TASK DESCRIPTION →
From the listing below, pull out the lines that hold "with".

RECORDS FOR THIS EXERCISE →
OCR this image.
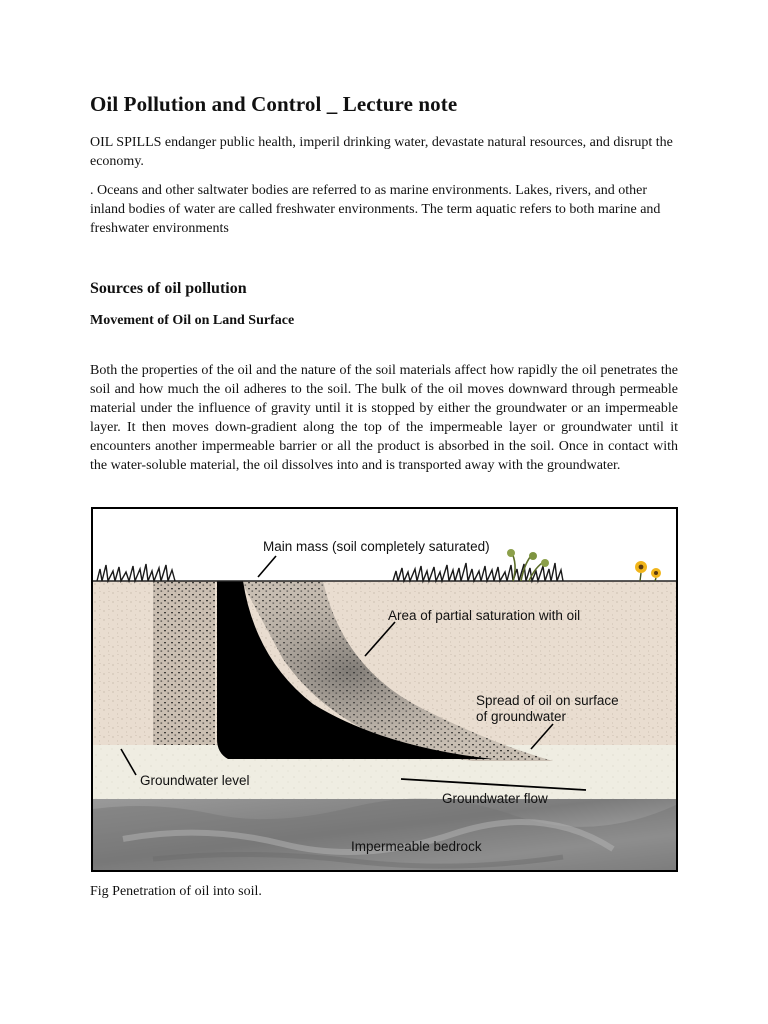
Oil Pollution and Control _ Lecture note

OIL SPILLS endanger public health, imperil drinking water, devastate natural resources, and disrupt the economy.

. Oceans and other saltwater bodies are referred to as marine environments. Lakes, rivers, and other inland bodies of water are called freshwater environments. The term aquatic refers to both marine and freshwater environments

Sources of oil pollution
Movement of Oil on Land Surface

Both the properties of the oil and the nature of the soil materials affect how rapidly the oil penetrates the soil and how much the oil adheres to the soil. The bulk of the oil moves downward through permeable material under the influence of gravity until it is stopped by either the groundwater or an impermeable layer. It then moves down-gradient along the top of the impermeable layer or groundwater until it encounters another impermeable barrier or all the product is absorbed in the soil. Once in contact with the water-soluble material, the oil dissolves into and is transported away with the groundwater.

Main mass (soil completely saturated)
Area of partial saturation with oil
Spread of oil on surface
of groundwater
Groundwater level
Groundwater flow
Impermeable bedrock

Fig Penetration of oil into soil.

THE SOLUTION →
Both the properties of the oil and the nature of the soil materials affect how rapidly the oil penetrates the soil and how much the oil adheres to the soil. The bulk of the oil moves downward through permeable material under the influence of gravity until it is stopped by either the groundwater or an impermeable layer. It then moves down-gradient along the top of the impermeable layer or groundwater until it encounters another impermeable barrier or all the product is absorbed in the soil. Once in contact with the water-soluble material, the oil dissolves into and is transported away with the groundwater.
Area of partial saturation with oil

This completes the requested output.